— START OF Stored data —

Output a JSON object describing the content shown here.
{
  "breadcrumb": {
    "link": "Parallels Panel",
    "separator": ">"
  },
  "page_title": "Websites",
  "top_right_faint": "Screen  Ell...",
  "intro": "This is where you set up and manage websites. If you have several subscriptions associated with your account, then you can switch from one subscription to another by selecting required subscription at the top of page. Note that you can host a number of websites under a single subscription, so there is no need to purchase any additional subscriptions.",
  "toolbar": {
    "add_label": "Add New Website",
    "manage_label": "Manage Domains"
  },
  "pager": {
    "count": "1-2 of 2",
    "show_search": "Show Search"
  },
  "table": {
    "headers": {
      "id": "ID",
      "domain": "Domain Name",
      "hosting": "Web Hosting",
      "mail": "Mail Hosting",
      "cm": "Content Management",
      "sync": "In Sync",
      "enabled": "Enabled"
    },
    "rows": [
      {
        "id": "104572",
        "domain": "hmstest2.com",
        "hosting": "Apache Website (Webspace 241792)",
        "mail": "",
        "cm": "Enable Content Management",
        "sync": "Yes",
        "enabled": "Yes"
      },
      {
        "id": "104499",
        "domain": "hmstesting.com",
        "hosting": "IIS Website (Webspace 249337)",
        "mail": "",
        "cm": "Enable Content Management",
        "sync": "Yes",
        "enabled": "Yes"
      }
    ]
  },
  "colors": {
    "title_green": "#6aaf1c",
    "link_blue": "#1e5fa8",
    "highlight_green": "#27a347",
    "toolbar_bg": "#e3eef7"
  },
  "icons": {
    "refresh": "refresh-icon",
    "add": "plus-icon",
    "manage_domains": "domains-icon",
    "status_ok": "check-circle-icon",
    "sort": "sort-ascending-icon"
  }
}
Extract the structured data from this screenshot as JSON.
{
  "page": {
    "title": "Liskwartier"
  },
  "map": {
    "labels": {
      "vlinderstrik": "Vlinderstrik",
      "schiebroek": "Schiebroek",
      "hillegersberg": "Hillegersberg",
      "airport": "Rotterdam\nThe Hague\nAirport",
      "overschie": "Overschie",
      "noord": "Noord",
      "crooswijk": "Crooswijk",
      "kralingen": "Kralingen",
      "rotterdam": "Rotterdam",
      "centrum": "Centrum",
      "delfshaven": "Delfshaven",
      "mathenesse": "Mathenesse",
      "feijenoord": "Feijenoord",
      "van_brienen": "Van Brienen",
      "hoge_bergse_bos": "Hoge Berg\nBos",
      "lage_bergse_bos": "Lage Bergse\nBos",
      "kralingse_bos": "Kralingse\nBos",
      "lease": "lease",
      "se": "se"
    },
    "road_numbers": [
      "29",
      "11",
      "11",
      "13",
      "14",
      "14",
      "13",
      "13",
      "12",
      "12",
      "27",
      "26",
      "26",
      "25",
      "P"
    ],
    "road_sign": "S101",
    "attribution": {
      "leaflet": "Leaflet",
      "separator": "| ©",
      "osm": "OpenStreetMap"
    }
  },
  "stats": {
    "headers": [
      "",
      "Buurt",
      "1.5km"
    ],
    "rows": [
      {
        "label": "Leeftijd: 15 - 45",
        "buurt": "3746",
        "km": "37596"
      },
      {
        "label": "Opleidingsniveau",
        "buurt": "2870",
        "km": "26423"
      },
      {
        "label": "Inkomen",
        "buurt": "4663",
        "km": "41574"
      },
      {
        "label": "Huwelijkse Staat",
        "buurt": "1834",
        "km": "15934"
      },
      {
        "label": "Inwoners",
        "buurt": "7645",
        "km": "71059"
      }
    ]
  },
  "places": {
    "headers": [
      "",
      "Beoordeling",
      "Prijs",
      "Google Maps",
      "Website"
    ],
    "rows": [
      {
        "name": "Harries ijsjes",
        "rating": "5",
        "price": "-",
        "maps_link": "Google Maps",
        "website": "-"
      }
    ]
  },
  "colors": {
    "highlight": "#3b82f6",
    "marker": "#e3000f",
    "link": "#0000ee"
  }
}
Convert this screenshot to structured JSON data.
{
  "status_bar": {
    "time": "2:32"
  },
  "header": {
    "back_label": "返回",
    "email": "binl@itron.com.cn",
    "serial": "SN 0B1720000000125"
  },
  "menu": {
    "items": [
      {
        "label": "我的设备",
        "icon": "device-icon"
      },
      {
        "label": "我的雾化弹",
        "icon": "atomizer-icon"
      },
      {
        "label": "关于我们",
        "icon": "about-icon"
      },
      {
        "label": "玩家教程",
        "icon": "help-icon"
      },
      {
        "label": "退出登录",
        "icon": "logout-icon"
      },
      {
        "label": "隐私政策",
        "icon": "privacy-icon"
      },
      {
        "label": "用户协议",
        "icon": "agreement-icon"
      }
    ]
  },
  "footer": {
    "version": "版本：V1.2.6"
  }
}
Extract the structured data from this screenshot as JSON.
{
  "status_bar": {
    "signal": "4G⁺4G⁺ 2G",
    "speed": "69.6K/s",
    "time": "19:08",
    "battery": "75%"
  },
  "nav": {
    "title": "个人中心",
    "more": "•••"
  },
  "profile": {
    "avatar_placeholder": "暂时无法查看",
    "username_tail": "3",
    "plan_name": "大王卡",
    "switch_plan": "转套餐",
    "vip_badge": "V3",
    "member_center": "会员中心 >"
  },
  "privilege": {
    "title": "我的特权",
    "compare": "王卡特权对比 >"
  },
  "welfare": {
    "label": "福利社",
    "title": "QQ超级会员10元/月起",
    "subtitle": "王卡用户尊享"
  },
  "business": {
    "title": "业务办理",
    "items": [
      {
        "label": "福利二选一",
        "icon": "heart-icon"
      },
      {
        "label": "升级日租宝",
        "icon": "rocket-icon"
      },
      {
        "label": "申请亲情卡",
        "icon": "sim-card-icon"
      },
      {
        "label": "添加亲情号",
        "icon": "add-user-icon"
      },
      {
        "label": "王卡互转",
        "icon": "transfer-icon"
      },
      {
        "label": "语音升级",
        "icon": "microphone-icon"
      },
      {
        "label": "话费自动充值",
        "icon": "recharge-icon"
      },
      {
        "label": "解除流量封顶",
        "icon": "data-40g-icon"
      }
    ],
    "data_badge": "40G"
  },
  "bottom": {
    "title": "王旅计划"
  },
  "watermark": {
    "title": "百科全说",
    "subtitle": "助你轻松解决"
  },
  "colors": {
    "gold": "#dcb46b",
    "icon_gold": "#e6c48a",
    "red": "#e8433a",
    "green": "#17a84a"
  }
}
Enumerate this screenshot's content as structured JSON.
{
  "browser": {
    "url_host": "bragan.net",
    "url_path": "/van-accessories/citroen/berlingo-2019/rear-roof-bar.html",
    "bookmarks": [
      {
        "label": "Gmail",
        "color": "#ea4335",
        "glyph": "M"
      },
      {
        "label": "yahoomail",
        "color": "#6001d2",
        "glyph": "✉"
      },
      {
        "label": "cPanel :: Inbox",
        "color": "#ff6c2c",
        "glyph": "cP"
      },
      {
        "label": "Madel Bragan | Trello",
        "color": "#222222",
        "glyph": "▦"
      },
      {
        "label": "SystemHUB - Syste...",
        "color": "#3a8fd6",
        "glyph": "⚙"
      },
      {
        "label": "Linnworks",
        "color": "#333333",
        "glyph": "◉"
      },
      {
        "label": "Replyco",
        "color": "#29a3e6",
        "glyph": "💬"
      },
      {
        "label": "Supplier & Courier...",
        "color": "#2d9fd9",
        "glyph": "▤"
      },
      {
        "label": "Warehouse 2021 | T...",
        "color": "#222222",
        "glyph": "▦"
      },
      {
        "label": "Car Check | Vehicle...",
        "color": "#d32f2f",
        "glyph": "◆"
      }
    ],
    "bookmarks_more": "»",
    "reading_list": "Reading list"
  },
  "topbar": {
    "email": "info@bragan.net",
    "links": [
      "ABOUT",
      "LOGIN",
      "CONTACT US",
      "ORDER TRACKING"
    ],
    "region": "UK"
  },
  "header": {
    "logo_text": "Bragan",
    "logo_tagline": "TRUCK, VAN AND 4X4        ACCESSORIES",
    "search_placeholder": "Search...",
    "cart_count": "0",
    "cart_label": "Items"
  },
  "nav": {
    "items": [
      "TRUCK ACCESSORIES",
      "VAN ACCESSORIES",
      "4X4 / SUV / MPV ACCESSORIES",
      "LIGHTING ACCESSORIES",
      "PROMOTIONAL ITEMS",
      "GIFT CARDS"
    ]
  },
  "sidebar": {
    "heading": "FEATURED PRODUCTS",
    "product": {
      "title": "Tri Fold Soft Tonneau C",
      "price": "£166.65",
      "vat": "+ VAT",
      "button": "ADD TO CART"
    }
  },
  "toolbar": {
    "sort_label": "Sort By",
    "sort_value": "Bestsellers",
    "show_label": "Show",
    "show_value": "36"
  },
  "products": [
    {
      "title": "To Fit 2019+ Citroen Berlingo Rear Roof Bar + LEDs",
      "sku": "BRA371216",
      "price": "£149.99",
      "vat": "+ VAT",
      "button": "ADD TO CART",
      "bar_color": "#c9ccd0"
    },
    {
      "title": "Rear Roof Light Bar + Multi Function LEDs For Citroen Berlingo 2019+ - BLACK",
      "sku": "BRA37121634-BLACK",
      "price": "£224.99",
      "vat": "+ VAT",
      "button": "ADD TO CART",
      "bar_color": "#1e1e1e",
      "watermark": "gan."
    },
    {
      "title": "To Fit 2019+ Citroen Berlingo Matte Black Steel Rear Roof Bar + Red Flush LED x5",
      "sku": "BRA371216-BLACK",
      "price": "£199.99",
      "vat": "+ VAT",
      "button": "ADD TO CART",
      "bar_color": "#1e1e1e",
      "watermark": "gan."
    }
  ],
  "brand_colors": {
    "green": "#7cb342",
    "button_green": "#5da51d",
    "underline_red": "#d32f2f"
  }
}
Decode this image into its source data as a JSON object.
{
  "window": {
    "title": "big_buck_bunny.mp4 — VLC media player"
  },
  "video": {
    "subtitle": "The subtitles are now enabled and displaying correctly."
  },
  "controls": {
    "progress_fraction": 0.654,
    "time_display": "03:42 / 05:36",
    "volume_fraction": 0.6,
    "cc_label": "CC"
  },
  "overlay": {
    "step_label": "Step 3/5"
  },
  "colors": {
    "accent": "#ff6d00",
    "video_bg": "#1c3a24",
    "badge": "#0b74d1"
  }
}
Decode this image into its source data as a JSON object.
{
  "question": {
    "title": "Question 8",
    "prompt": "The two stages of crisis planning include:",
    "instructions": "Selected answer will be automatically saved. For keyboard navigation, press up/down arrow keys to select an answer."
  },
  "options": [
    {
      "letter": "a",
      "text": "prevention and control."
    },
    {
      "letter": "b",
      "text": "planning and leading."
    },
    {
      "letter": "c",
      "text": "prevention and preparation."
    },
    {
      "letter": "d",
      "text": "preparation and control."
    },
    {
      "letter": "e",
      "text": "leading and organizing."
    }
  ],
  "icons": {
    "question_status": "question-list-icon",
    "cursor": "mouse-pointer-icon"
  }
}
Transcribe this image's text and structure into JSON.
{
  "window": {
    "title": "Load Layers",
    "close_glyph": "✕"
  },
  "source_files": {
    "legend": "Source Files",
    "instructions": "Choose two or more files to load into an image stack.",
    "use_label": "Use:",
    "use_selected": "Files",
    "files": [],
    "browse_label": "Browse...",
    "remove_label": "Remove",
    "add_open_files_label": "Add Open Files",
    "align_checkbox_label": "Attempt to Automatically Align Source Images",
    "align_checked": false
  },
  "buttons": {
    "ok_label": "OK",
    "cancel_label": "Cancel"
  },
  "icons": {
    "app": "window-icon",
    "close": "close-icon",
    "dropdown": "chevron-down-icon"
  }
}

— END OF Stored data —

Given exercise:
From the listing above, collect each line in which the string "TRUCK" appears.

Task response:
    "logo_tagline": "TRUCK, VAN AND 4X4        ACCESSORIES",
      "TRUCK ACCESSORIES",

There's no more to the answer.